Data listing

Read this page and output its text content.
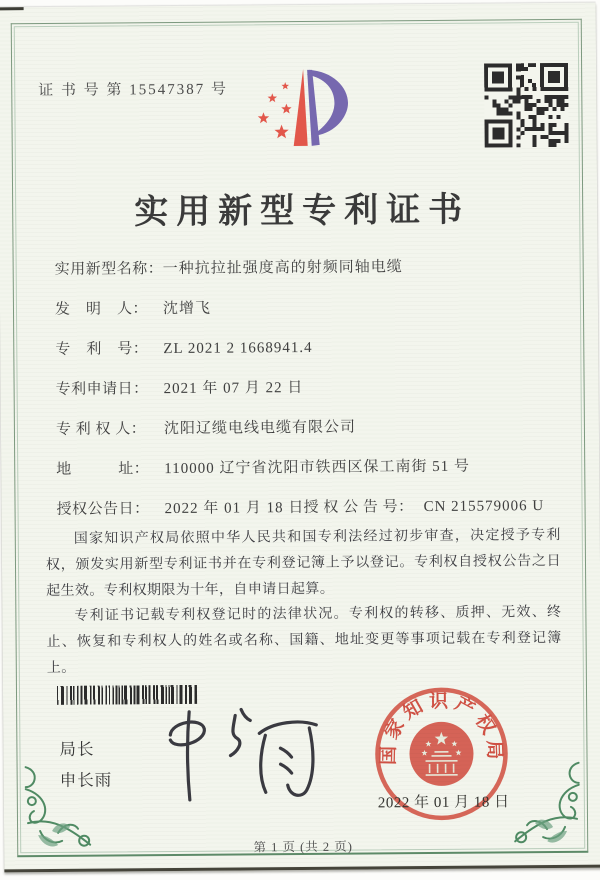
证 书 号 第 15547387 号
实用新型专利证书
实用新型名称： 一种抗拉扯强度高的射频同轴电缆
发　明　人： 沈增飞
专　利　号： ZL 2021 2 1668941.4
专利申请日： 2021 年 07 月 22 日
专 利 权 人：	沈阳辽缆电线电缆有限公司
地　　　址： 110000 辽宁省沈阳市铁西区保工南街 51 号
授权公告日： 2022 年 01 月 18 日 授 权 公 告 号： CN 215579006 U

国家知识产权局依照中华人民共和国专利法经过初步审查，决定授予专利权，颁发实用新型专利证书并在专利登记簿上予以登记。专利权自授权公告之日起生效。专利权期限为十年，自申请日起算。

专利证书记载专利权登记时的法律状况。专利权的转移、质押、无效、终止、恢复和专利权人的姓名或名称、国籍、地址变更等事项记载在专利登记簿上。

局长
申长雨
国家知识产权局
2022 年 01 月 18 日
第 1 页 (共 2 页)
---
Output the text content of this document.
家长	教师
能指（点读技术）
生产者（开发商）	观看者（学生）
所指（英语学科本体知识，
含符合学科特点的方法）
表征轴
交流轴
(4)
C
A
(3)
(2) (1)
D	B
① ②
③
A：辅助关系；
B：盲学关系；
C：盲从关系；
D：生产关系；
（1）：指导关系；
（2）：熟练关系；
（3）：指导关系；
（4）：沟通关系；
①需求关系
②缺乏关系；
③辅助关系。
--
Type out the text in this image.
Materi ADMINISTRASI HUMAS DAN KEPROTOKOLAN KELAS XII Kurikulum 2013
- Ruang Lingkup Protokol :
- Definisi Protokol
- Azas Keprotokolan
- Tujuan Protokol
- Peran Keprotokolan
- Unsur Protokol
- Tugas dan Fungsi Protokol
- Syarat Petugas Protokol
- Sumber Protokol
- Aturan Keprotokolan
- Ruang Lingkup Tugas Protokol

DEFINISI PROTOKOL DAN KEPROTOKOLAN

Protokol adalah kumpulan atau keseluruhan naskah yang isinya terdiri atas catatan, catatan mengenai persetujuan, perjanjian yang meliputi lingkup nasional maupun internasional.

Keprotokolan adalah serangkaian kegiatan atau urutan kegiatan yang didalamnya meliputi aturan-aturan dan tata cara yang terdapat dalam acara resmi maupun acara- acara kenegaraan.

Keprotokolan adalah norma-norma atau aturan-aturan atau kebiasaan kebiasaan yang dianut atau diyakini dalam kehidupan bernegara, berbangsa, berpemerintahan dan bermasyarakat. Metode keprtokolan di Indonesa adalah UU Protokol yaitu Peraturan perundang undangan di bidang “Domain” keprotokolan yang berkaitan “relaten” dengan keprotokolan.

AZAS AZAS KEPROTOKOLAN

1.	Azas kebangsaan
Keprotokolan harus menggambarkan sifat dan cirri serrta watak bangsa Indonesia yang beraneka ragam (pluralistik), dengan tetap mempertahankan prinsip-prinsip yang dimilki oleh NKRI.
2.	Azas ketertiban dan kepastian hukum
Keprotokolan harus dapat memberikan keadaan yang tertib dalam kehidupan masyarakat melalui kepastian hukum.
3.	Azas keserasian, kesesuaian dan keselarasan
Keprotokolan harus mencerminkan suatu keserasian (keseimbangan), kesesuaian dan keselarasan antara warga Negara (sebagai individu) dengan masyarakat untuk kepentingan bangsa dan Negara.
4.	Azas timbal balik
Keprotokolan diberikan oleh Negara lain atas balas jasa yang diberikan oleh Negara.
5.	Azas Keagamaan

GOAL
Pull out all lines in the data above that include "atas".

ANSWER TO THE EXERCISE
Protokol adalah kumpulan atau keseluruhan naskah yang isinya terdiri atas catatan, catatan mengenai persetujuan, perjanjian yang meliputi lingkup nasional maupun internasional.
Keprotokolan diberikan oleh Negara lain atas balas jasa yang diberikan oleh Negara.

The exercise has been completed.